Transcribe the lines exactly, beginning with the one that contains "Serialize everything readable" and ending with the final line of the records. Do not transcribe pictures.

::: Data provided :::

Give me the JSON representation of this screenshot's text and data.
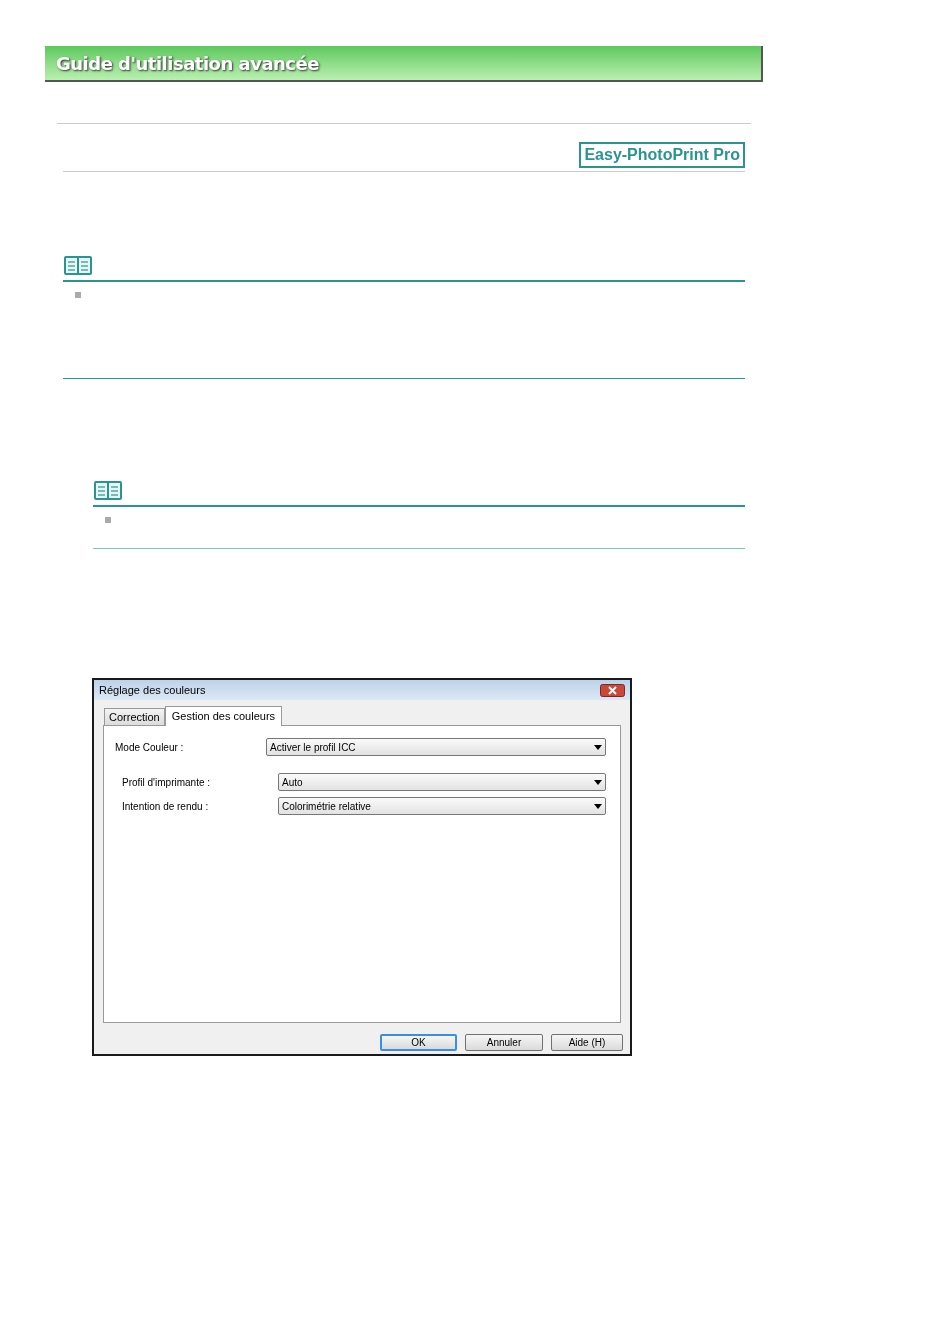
{
  "header": {
    "title": "Guide d'utilisation avancée"
  },
  "product_badge": "Easy-PhotoPrint Pro",
  "dialog": {
    "title": "Réglage des couleurs",
    "tabs": [
      {
        "label": "Correction",
        "selected": false
      },
      {
        "label": "Gestion des couleurs",
        "selected": true
      }
    ],
    "fields": [
      {
        "label": "Mode Couleur :",
        "value": "Activer le profil ICC",
        "indented": false
      },
      {
        "label": "Profil d'imprimante :",
        "value": "Auto",
        "indented": true
      },
      {
        "label": "Intention de rendu :",
        "value": "Colorimétrie relative",
        "indented": true
      }
    ],
    "buttons": [
      {
        "label": "OK",
        "default": true
      },
      {
        "label": "Annuler",
        "default": false
      },
      {
        "label": "Aide (H)",
        "default": false
      }
    ]
  }
}
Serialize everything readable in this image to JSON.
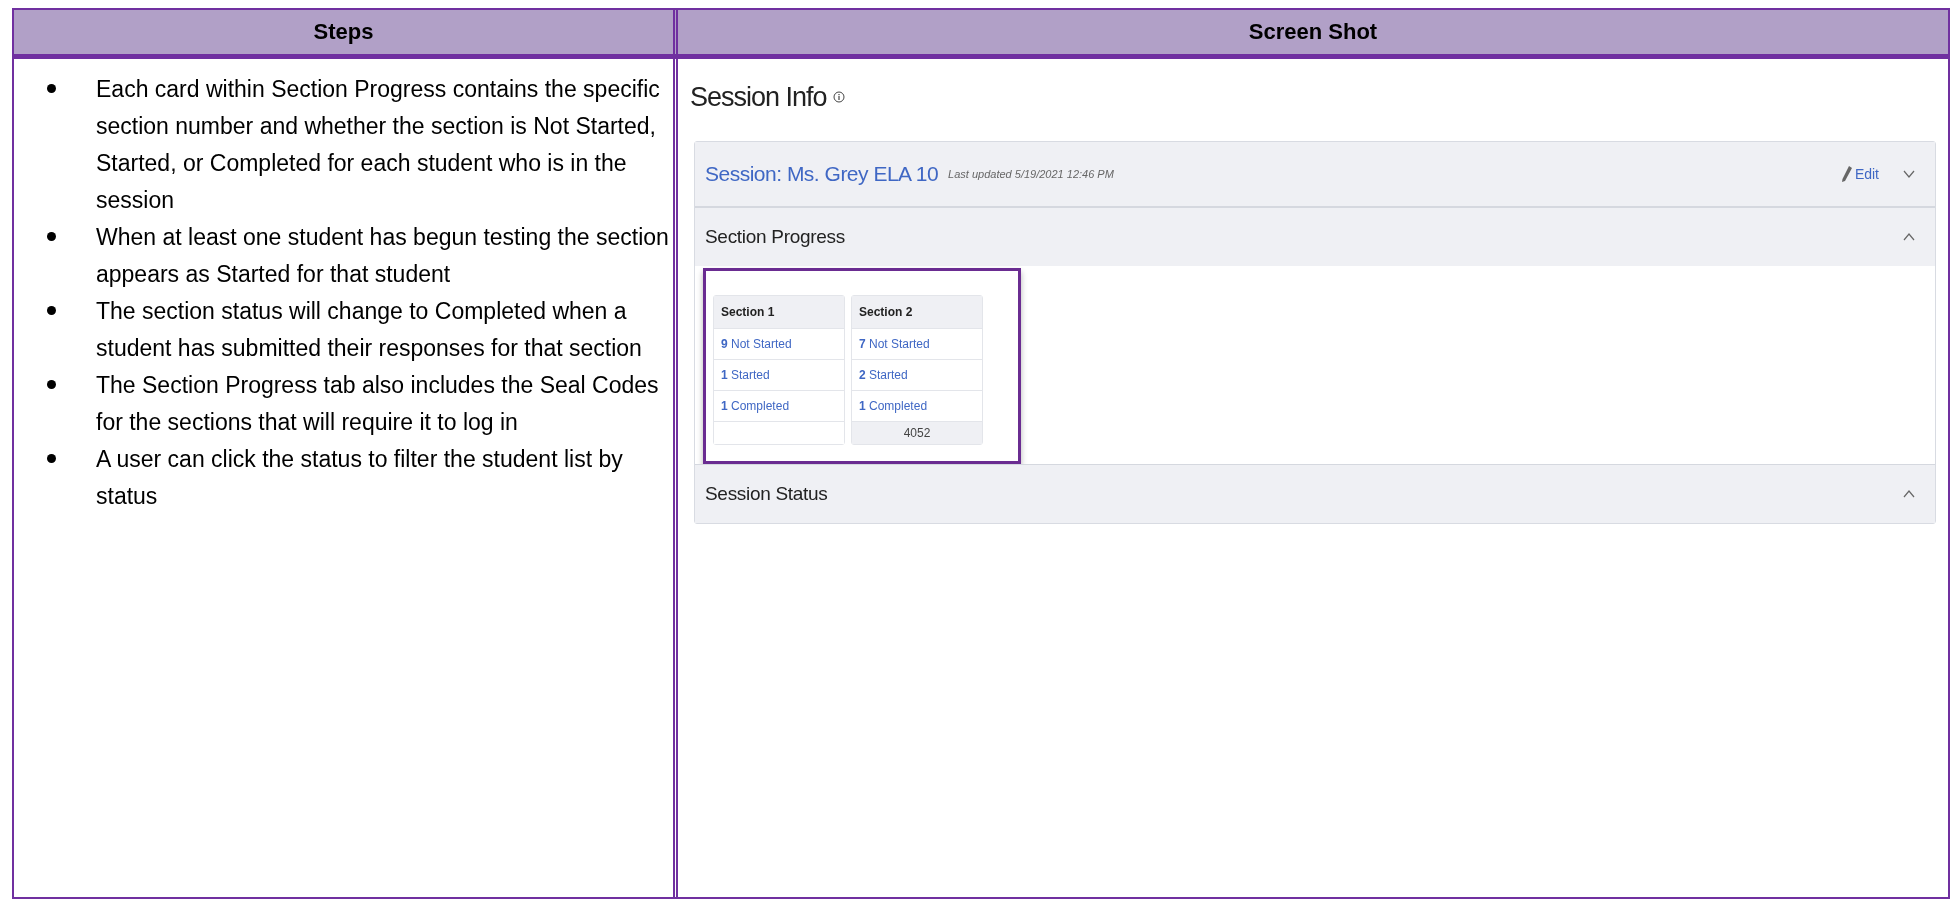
{
  "table": {
    "columns": [
      "Steps",
      "Screen Shot"
    ],
    "steps": [
      "Each card within Section Progress contains the specific section number and whether the section is Not Started, Started, or Completed for each student who is in the session",
      "When at least one student has begun testing the section appears as Started for that student",
      "The section status will change to Completed when a student has submitted their responses for that section",
      "The Section Progress tab also includes the Seal Codes for the sections that will require it to log in",
      "A user can click the status to filter the student list by status"
    ],
    "screenshot": {
      "title": "Session Info",
      "session": {
        "name": "Session: Ms. Grey ELA 10",
        "updated": "Last updated 5/19/2021 12:46 PM",
        "edit": "Edit",
        "expanded": false
      },
      "panels": [
        {
          "kind": "progress",
          "title": "Section Progress",
          "expanded": true,
          "cards": [
            {
              "title": "Section 1",
              "statuses": [
                "**9** Not Started",
                "**1** Started",
                "**1** Completed"
              ]
            },
            {
              "title": "Section 2",
              "statuses": [
                "**7** Not Started",
                "**2** Started",
                "**1** Completed"
              ],
              "seal_code": "4052"
            }
          ]
        },
        {
          "kind": "status",
          "title": "Session Status",
          "expanded": true
        }
      ]
    }
  }
}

:::

* Solution to this exercise
Serialize everything readable in this image to JSON.
{
  "table": {
    "columns": [
      "Steps",
      "Screen Shot"
    ],
    "steps": [
      "Each card within Section Progress contains the specific section number and whether the section is Not Started, Started, or Completed for each student who is in the session",
      "When at least one student has begun testing the section appears as Started for that student",
      "The section status will change to Completed when a student has submitted their responses for that section",
      "The Section Progress tab also includes the Seal Codes for the sections that will require it to log in",
      "A user can click the status to filter the student list by status"
    ],
    "screenshot": {
      "title": "Session Info",
      "session": {
        "name": "Session: Ms. Grey ELA 10",
        "updated": "Last updated 5/19/2021 12:46 PM",
        "edit": "Edit",
        "expanded": false
      },
      "panels": [
        {
          "kind": "progress",
          "title": "Section Progress",
          "expanded": true,
          "cards": [
            {
              "title": "Section 1",
              "statuses": [
                "**9** Not Started",
                "**1** Started",
                "**1** Completed"
              ]
            },
            {
              "title": "Section 2",
              "statuses": [
                "**7** Not Started",
                "**2** Started",
                "**1** Completed"
              ],
              "seal_code": "4052"
            }
          ]
        },
        {
          "kind": "status",
          "title": "Session Status",
          "expanded": true
        }
      ]
    }
  }
}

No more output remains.